* _Description of the task_
Some lines in the records below may hold the word "Crop"; give the number of those lines and nothing else.

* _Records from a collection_
● ● ●

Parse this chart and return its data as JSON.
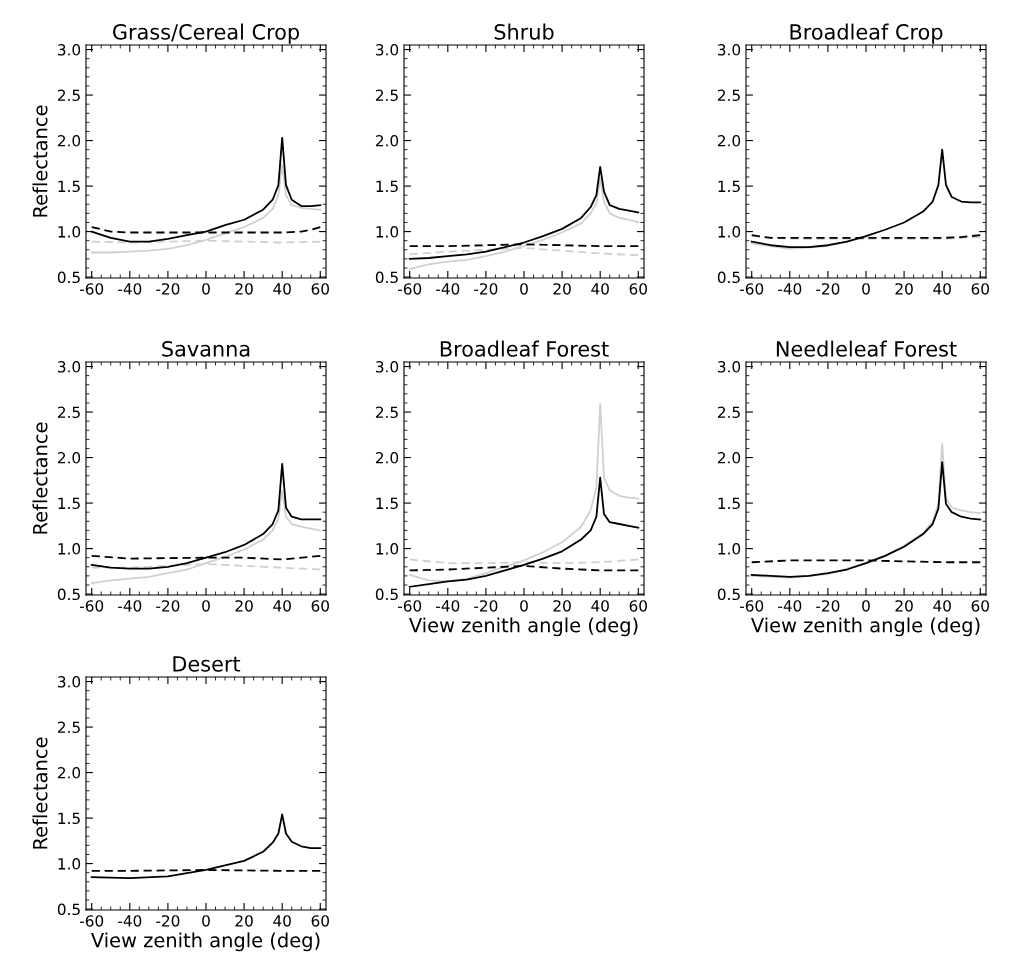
{
  "chart_data": [
    {
      "type": "line",
      "title": "Grass/Cereal Crop",
      "ylabel": "Reflectance",
      "xlim": [
        -63,
        63
      ],
      "ylim": [
        0.49,
        3.05
      ],
      "xticks": [
        -60,
        -40,
        -20,
        0,
        20,
        40,
        60
      ],
      "yticks": [
        0.5,
        {
          "value": 1,
          "label": "1.0"
        },
        1.5,
        {
          "value": 2,
          "label": "2.0"
        },
        2.5,
        {
          "value": 3,
          "label": "3.0"
        }
      ],
      "series": [
        {
          "color": "#d0d0d0",
          "line_style": "solid",
          "x": [
            -60,
            -50,
            -40,
            -30,
            -20,
            -10,
            0,
            10,
            20,
            30,
            35,
            38,
            40,
            42,
            45,
            50,
            55,
            60
          ],
          "values": [
            0.77,
            0.77,
            0.78,
            0.79,
            0.81,
            0.85,
            0.91,
            0.98,
            1.05,
            1.15,
            1.25,
            1.4,
            1.73,
            1.4,
            1.29,
            1.26,
            1.25,
            1.24
          ]
        },
        {
          "color": "#d0d0d0",
          "line_style": "dashed",
          "x": [
            -60,
            -40,
            0,
            20,
            40,
            60
          ],
          "values": [
            0.89,
            0.88,
            0.9,
            0.89,
            0.88,
            0.89
          ]
        },
        {
          "color": "#000000",
          "line_style": "solid",
          "x": [
            -60,
            -50,
            -40,
            -30,
            -20,
            -10,
            0,
            10,
            20,
            30,
            35,
            38,
            40,
            42,
            45,
            50,
            55,
            60
          ],
          "values": [
            1.0,
            0.93,
            0.89,
            0.89,
            0.92,
            0.96,
            1.0,
            1.07,
            1.13,
            1.24,
            1.35,
            1.51,
            2.03,
            1.51,
            1.35,
            1.28,
            1.28,
            1.29
          ]
        },
        {
          "color": "#000000",
          "line_style": "dashed",
          "x": [
            -60,
            -50,
            -40,
            0,
            40,
            50,
            55,
            60
          ],
          "values": [
            1.05,
            1.0,
            0.99,
            0.99,
            0.99,
            1.0,
            1.02,
            1.05
          ]
        }
      ]
    },
    {
      "type": "line",
      "title": "Shrub",
      "xlim": [
        -63,
        63
      ],
      "ylim": [
        0.49,
        3.05
      ],
      "xticks": [
        -60,
        -40,
        -20,
        0,
        20,
        40,
        60
      ],
      "yticks": [
        0.5,
        {
          "value": 1,
          "label": "1.0"
        },
        1.5,
        {
          "value": 2,
          "label": "2.0"
        },
        2.5,
        {
          "value": 3,
          "label": "3.0"
        }
      ],
      "series": [
        {
          "color": "#d0d0d0",
          "line_style": "solid",
          "x": [
            -60,
            -50,
            -40,
            -30,
            -20,
            -10,
            0,
            10,
            20,
            30,
            35,
            38,
            40,
            42,
            45,
            50,
            55,
            60
          ],
          "values": [
            0.59,
            0.64,
            0.67,
            0.69,
            0.73,
            0.78,
            0.84,
            0.91,
            0.99,
            1.09,
            1.2,
            1.31,
            1.58,
            1.33,
            1.2,
            1.15,
            1.13,
            1.1
          ]
        },
        {
          "color": "#d0d0d0",
          "line_style": "dashed",
          "x": [
            -60,
            -40,
            -20,
            0,
            20,
            40,
            60
          ],
          "values": [
            0.75,
            0.78,
            0.8,
            0.82,
            0.79,
            0.76,
            0.74
          ]
        },
        {
          "color": "#000000",
          "line_style": "solid",
          "x": [
            -60,
            -50,
            -40,
            -30,
            -20,
            -10,
            0,
            10,
            20,
            30,
            35,
            38,
            40,
            42,
            45,
            50,
            55,
            60
          ],
          "values": [
            0.7,
            0.71,
            0.73,
            0.75,
            0.78,
            0.83,
            0.88,
            0.95,
            1.03,
            1.15,
            1.27,
            1.4,
            1.71,
            1.44,
            1.29,
            1.25,
            1.23,
            1.21
          ]
        },
        {
          "color": "#000000",
          "line_style": "dashed",
          "x": [
            -60,
            -40,
            -20,
            0,
            20,
            40,
            60
          ],
          "values": [
            0.84,
            0.84,
            0.85,
            0.86,
            0.85,
            0.84,
            0.84
          ]
        }
      ]
    },
    {
      "type": "line",
      "title": "Broadleaf Crop",
      "xlim": [
        -63,
        63
      ],
      "ylim": [
        0.49,
        3.05
      ],
      "xticks": [
        -60,
        -40,
        -20,
        0,
        20,
        40,
        60
      ],
      "yticks": [
        0.5,
        {
          "value": 1,
          "label": "1.0"
        },
        1.5,
        {
          "value": 2,
          "label": "2.0"
        },
        2.5,
        {
          "value": 3,
          "label": "3.0"
        }
      ],
      "series": [
        {
          "color": "#d0d0d0",
          "line_style": "solid",
          "x": [
            -60,
            -40,
            -20,
            0
          ],
          "values": [
            0.87,
            0.81,
            0.84,
            0.94
          ]
        },
        {
          "color": "#d0d0d0",
          "line_style": "dashed",
          "x": [
            -60,
            -40,
            0,
            40,
            60
          ],
          "values": [
            0.95,
            0.92,
            0.92,
            0.92,
            0.94
          ]
        },
        {
          "color": "#000000",
          "line_style": "solid",
          "x": [
            -60,
            -50,
            -40,
            -30,
            -20,
            -10,
            0,
            10,
            20,
            30,
            35,
            38,
            40,
            42,
            45,
            50,
            55,
            60
          ],
          "values": [
            0.89,
            0.85,
            0.83,
            0.83,
            0.85,
            0.89,
            0.95,
            1.02,
            1.1,
            1.22,
            1.33,
            1.51,
            1.9,
            1.51,
            1.38,
            1.33,
            1.32,
            1.32
          ]
        },
        {
          "color": "#000000",
          "line_style": "dashed",
          "x": [
            -60,
            -50,
            -40,
            0,
            40,
            50,
            60
          ],
          "values": [
            0.96,
            0.93,
            0.93,
            0.93,
            0.93,
            0.94,
            0.96
          ]
        }
      ]
    },
    {
      "type": "line",
      "title": "Savanna",
      "ylabel": "Reflectance",
      "xlim": [
        -63,
        63
      ],
      "ylim": [
        0.49,
        3.05
      ],
      "xticks": [
        -60,
        -40,
        -20,
        0,
        20,
        40,
        60
      ],
      "yticks": [
        0.5,
        {
          "value": 1,
          "label": "1.0"
        },
        1.5,
        {
          "value": 2,
          "label": "2.0"
        },
        2.5,
        {
          "value": 3,
          "label": "3.0"
        }
      ],
      "series": [
        {
          "color": "#d0d0d0",
          "line_style": "solid",
          "x": [
            -60,
            -50,
            -40,
            -30,
            -20,
            -10,
            0,
            10,
            20,
            30,
            35,
            38,
            40,
            42,
            45,
            50,
            55,
            60
          ],
          "values": [
            0.62,
            0.65,
            0.67,
            0.69,
            0.73,
            0.77,
            0.84,
            0.91,
            0.99,
            1.1,
            1.2,
            1.33,
            1.64,
            1.35,
            1.27,
            1.24,
            1.22,
            1.2
          ]
        },
        {
          "color": "#d0d0d0",
          "line_style": "dashed",
          "x": [
            -60,
            -40,
            -20,
            0,
            20,
            40,
            60
          ],
          "values": [
            0.79,
            0.79,
            0.81,
            0.83,
            0.81,
            0.79,
            0.77
          ]
        },
        {
          "color": "#000000",
          "line_style": "solid",
          "x": [
            -60,
            -50,
            -40,
            -30,
            -20,
            -10,
            0,
            10,
            20,
            30,
            35,
            38,
            40,
            42,
            45,
            50,
            55,
            60
          ],
          "values": [
            0.82,
            0.79,
            0.78,
            0.78,
            0.8,
            0.84,
            0.9,
            0.96,
            1.04,
            1.16,
            1.27,
            1.42,
            1.93,
            1.45,
            1.35,
            1.32,
            1.32,
            1.32
          ]
        },
        {
          "color": "#000000",
          "line_style": "dashed",
          "x": [
            -60,
            -40,
            0,
            20,
            40,
            60
          ],
          "values": [
            0.92,
            0.89,
            0.9,
            0.9,
            0.88,
            0.92
          ]
        }
      ]
    },
    {
      "type": "line",
      "title": "Broadleaf Forest",
      "xlabel": "View zenith angle (deg)",
      "xlim": [
        -63,
        63
      ],
      "ylim": [
        0.49,
        3.05
      ],
      "xticks": [
        -60,
        -40,
        -20,
        0,
        20,
        40,
        60
      ],
      "yticks": [
        0.5,
        {
          "value": 1,
          "label": "1.0"
        },
        1.5,
        {
          "value": 2,
          "label": "2.0"
        },
        2.5,
        {
          "value": 3,
          "label": "3.0"
        }
      ],
      "series": [
        {
          "color": "#d0d0d0",
          "line_style": "solid",
          "x": [
            -60,
            -50,
            -40,
            -30,
            -20,
            -10,
            0,
            10,
            20,
            30,
            35,
            38,
            40,
            42,
            45,
            50,
            55,
            60
          ],
          "values": [
            0.71,
            0.65,
            0.64,
            0.67,
            0.73,
            0.8,
            0.87,
            0.96,
            1.07,
            1.24,
            1.42,
            1.67,
            2.59,
            1.78,
            1.64,
            1.58,
            1.56,
            1.55
          ]
        },
        {
          "color": "#d0d0d0",
          "line_style": "dashed",
          "x": [
            -60,
            -40,
            -20,
            0,
            20,
            40,
            60
          ],
          "values": [
            0.88,
            0.84,
            0.84,
            0.85,
            0.84,
            0.85,
            0.88
          ]
        },
        {
          "color": "#000000",
          "line_style": "solid",
          "x": [
            -60,
            -50,
            -40,
            -30,
            -20,
            -10,
            0,
            10,
            20,
            30,
            35,
            38,
            40,
            42,
            45,
            50,
            55,
            60
          ],
          "values": [
            0.58,
            0.61,
            0.64,
            0.66,
            0.7,
            0.76,
            0.82,
            0.89,
            0.97,
            1.1,
            1.2,
            1.35,
            1.78,
            1.38,
            1.29,
            1.27,
            1.25,
            1.23
          ]
        },
        {
          "color": "#000000",
          "line_style": "dashed",
          "x": [
            -60,
            -40,
            -20,
            0,
            20,
            40,
            60
          ],
          "values": [
            0.76,
            0.77,
            0.79,
            0.81,
            0.78,
            0.76,
            0.76
          ]
        }
      ]
    },
    {
      "type": "line",
      "title": "Needleleaf Forest",
      "xlabel": "View zenith angle (deg)",
      "xlim": [
        -63,
        63
      ],
      "ylim": [
        0.49,
        3.05
      ],
      "xticks": [
        -60,
        -40,
        -20,
        0,
        20,
        40,
        60
      ],
      "yticks": [
        0.5,
        {
          "value": 1,
          "label": "1.0"
        },
        1.5,
        {
          "value": 2,
          "label": "2.0"
        },
        2.5,
        {
          "value": 3,
          "label": "3.0"
        }
      ],
      "series": [
        {
          "color": "#d0d0d0",
          "line_style": "solid",
          "x": [
            -60,
            -40,
            -20,
            0,
            10,
            20,
            30,
            35,
            38,
            40,
            42,
            45,
            50,
            55,
            60
          ],
          "values": [
            0.7,
            0.68,
            0.72,
            0.84,
            0.92,
            1.03,
            1.17,
            1.3,
            1.49,
            2.15,
            1.55,
            1.45,
            1.42,
            1.4,
            1.39
          ]
        },
        {
          "color": "#000000",
          "line_style": "solid",
          "x": [
            -60,
            -50,
            -40,
            -30,
            -20,
            -10,
            0,
            10,
            20,
            30,
            35,
            38,
            40,
            42,
            45,
            50,
            55,
            60
          ],
          "values": [
            0.71,
            0.7,
            0.69,
            0.7,
            0.73,
            0.77,
            0.84,
            0.92,
            1.02,
            1.16,
            1.27,
            1.44,
            1.95,
            1.49,
            1.4,
            1.35,
            1.33,
            1.32
          ]
        },
        {
          "color": "#000000",
          "line_style": "dashed",
          "x": [
            -60,
            -40,
            -20,
            0,
            20,
            40,
            60
          ],
          "values": [
            0.85,
            0.87,
            0.87,
            0.87,
            0.86,
            0.85,
            0.85
          ]
        }
      ]
    },
    {
      "type": "line",
      "title": "Desert",
      "ylabel": "Reflectance",
      "xlabel": "View zenith angle (deg)",
      "xlim": [
        -63,
        63
      ],
      "ylim": [
        0.49,
        3.05
      ],
      "xticks": [
        -60,
        -40,
        -20,
        0,
        20,
        40,
        60
      ],
      "yticks": [
        0.5,
        {
          "value": 1,
          "label": "1.0"
        },
        1.5,
        {
          "value": 2,
          "label": "2.0"
        },
        2.5,
        {
          "value": 3,
          "label": "3.0"
        }
      ],
      "series": [
        {
          "color": "#000000",
          "line_style": "solid",
          "x": [
            -60,
            -40,
            -20,
            0,
            20,
            30,
            35,
            38,
            40,
            42,
            45,
            50,
            55,
            60
          ],
          "values": [
            0.85,
            0.84,
            0.86,
            0.93,
            1.03,
            1.13,
            1.23,
            1.33,
            1.54,
            1.33,
            1.24,
            1.19,
            1.17,
            1.17
          ]
        },
        {
          "color": "#000000",
          "line_style": "dashed",
          "x": [
            -60,
            -40,
            0,
            40,
            60
          ],
          "values": [
            0.92,
            0.92,
            0.93,
            0.92,
            0.92
          ]
        }
      ]
    }
  ]
}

● ● ●

* _Output for this task_
2